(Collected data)

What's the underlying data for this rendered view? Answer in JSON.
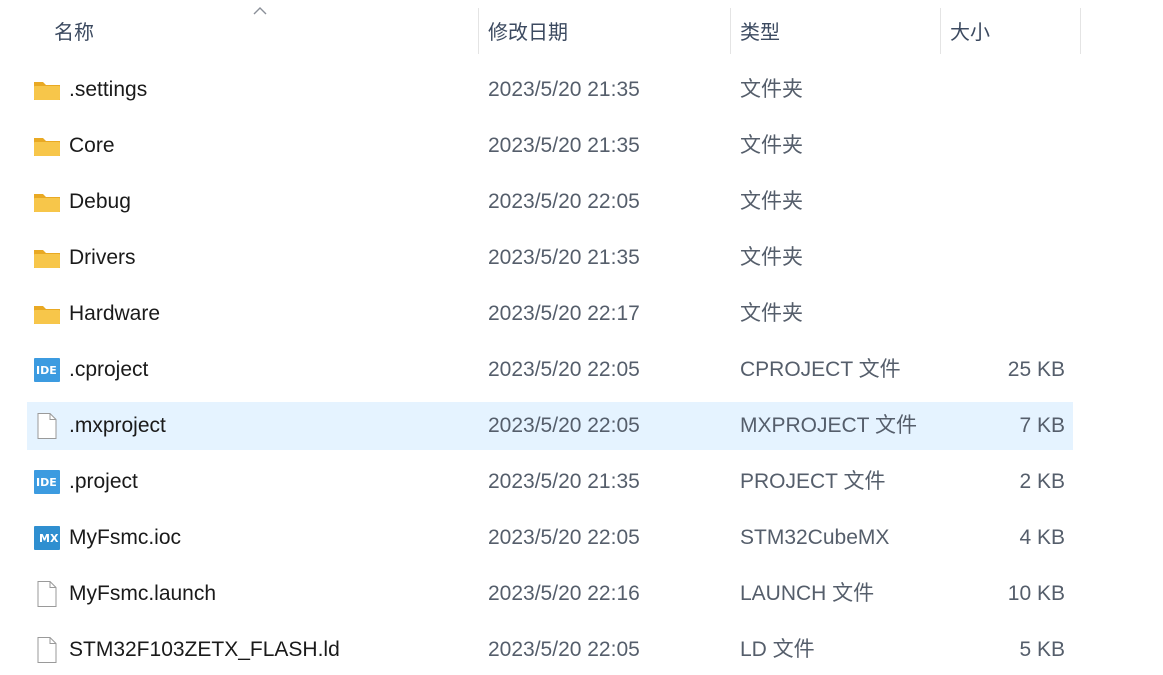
{
  "columns": {
    "name": "名称",
    "date": "修改日期",
    "type": "类型",
    "size": "大小"
  },
  "files": [
    {
      "name": ".settings",
      "date": "2023/5/20 21:35",
      "type": "文件夹",
      "size": "",
      "icon": "folder-icon"
    },
    {
      "name": "Core",
      "date": "2023/5/20 21:35",
      "type": "文件夹",
      "size": "",
      "icon": "folder-icon"
    },
    {
      "name": "Debug",
      "date": "2023/5/20 22:05",
      "type": "文件夹",
      "size": "",
      "icon": "folder-icon"
    },
    {
      "name": "Drivers",
      "date": "2023/5/20 21:35",
      "type": "文件夹",
      "size": "",
      "icon": "folder-icon"
    },
    {
      "name": "Hardware",
      "date": "2023/5/20 22:17",
      "type": "文件夹",
      "size": "",
      "icon": "folder-icon"
    },
    {
      "name": ".cproject",
      "date": "2023/5/20 22:05",
      "type": "CPROJECT 文件",
      "size": "25 KB",
      "icon": "ide-file-icon",
      "badge": "IDE"
    },
    {
      "name": ".mxproject",
      "date": "2023/5/20 22:05",
      "type": "MXPROJECT 文件",
      "size": "7 KB",
      "icon": "blank-file-icon",
      "selected": true
    },
    {
      "name": ".project",
      "date": "2023/5/20 21:35",
      "type": "PROJECT 文件",
      "size": "2 KB",
      "icon": "ide-file-icon",
      "badge": "IDE"
    },
    {
      "name": "MyFsmc.ioc",
      "date": "2023/5/20 22:05",
      "type": "STM32CubeMX",
      "size": "4 KB",
      "icon": "cubemx-file-icon",
      "badge": "MX"
    },
    {
      "name": "MyFsmc.launch",
      "date": "2023/5/20 22:16",
      "type": "LAUNCH 文件",
      "size": "10 KB",
      "icon": "blank-file-icon"
    },
    {
      "name": "STM32F103ZETX_FLASH.ld",
      "date": "2023/5/20 22:05",
      "type": "LD 文件",
      "size": "5 KB",
      "icon": "blank-file-icon"
    }
  ],
  "colors": {
    "folder": "#f7c64a",
    "folder_back": "#e9a923",
    "ide_badge": "#3c9be0",
    "mx_badge": "#2f8fd0",
    "selection": "#e5f3ff",
    "header_text": "#3c4a60"
  },
  "sort": {
    "column": "name",
    "direction": "ascending"
  }
}
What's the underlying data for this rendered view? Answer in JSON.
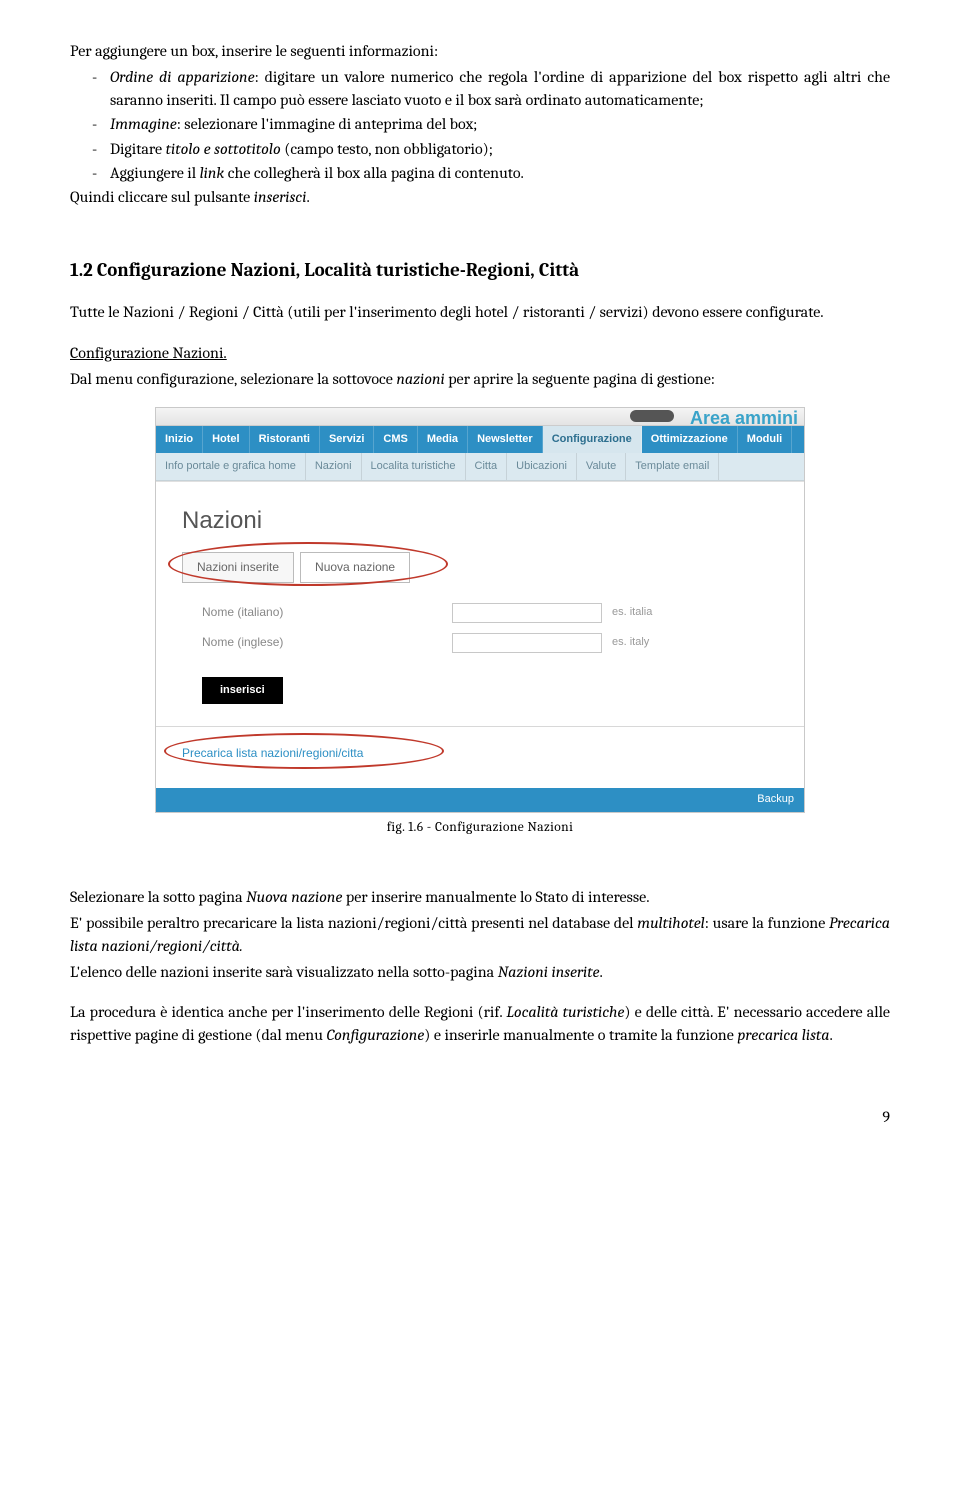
{
  "intro": {
    "lead": "Per aggiungere un box, inserire le seguenti informazioni:",
    "b1a": "Ordine di apparizione",
    "b1b": ": digitare un valore numerico che regola l'ordine di apparizione del box rispetto agli altri che saranno inseriti. Il campo può essere lasciato vuoto e il box sarà ordinato automaticamente;",
    "b2a": "Immagine",
    "b2b": ": selezionare l'immagine di anteprima del box;",
    "b3a": "Digitare ",
    "b3b": "titolo e sottotitolo",
    "b3c": " (campo testo, non obbligatorio);",
    "b4a": "Aggiungere il ",
    "b4b": "link",
    "b4c": " che collegherà il box alla pagina di contenuto.",
    "tail1": "Quindi cliccare sul pulsante ",
    "tail2": "inserisci",
    "tail3": "."
  },
  "heading": "1.2 Configurazione Nazioni, Località turistiche-Regioni, Città",
  "para1": "Tutte le Nazioni / Regioni / Città (utili per l'inserimento degli hotel / ristoranti / servizi) devono essere configurate.",
  "conf_title": "Configurazione Nazioni.",
  "conf_p1a": "Dal menu configurazione, selezionare la sottovoce ",
  "conf_p1b": "nazioni",
  "conf_p1c": " per aprire la seguente pagina di gestione:",
  "app": {
    "area": "Area ammini",
    "nav1": [
      "Inizio",
      "Hotel",
      "Ristoranti",
      "Servizi",
      "CMS",
      "Media",
      "Newsletter",
      "Configurazione",
      "Ottimizzazione",
      "Moduli"
    ],
    "nav2": [
      "Info portale e grafica home",
      "Nazioni",
      "Localita turistiche",
      "Citta",
      "Ubicazioni",
      "Valute",
      "Template email"
    ],
    "panel_title": "Nazioni",
    "subtabs": [
      "Nazioni inserite",
      "Nuova nazione"
    ],
    "row1_label": "Nome (italiano)",
    "row1_hint": "es. italia",
    "row2_label": "Nome (inglese)",
    "row2_hint": "es. italy",
    "btn": "inserisci",
    "prelink": "Precarica lista nazioni/regioni/citta",
    "backup": "Backup"
  },
  "caption": "fig. 1.6 - Configurazione Nazioni",
  "post": {
    "p1a": "Selezionare la sotto pagina ",
    "p1b": "Nuova nazione",
    "p1c": " per inserire manualmente lo Stato di interesse.",
    "p2a": "E' possibile peraltro precaricare la lista nazioni/regioni/città presenti nel database del ",
    "p2b": "multihotel",
    "p2c": ": usare la funzione ",
    "p2d": "Precarica lista nazioni/regioni/città.",
    "p3a": "L'elenco delle nazioni inserite sarà visualizzato nella sotto-pagina ",
    "p3b": "Nazioni inserite",
    "p3c": ".",
    "p4a": "La procedura è identica anche per l'inserimento delle Regioni (rif. ",
    "p4b": "Località turistiche",
    "p4c": ") e delle città. E' necessario accedere alle rispettive pagine di gestione (dal menu ",
    "p4d": "Configurazione",
    "p4e": ") e inserirle manualmente o tramite la funzione ",
    "p4f": "precarica lista",
    "p4g": "."
  },
  "page_number": "9"
}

TASK BRIEF:
Show, from the material above, each line that includes the string "pagina".

TASK OUTPUT:
    "b4c": " che collegherà il box alla pagina di contenuto.",
  "conf_p1c": " per aprire la seguente pagina di gestione:",
    "p1a": "Selezionare la sotto pagina ",
    "p3a": "L'elenco delle nazioni inserite sarà visualizzato nella sotto-pagina ",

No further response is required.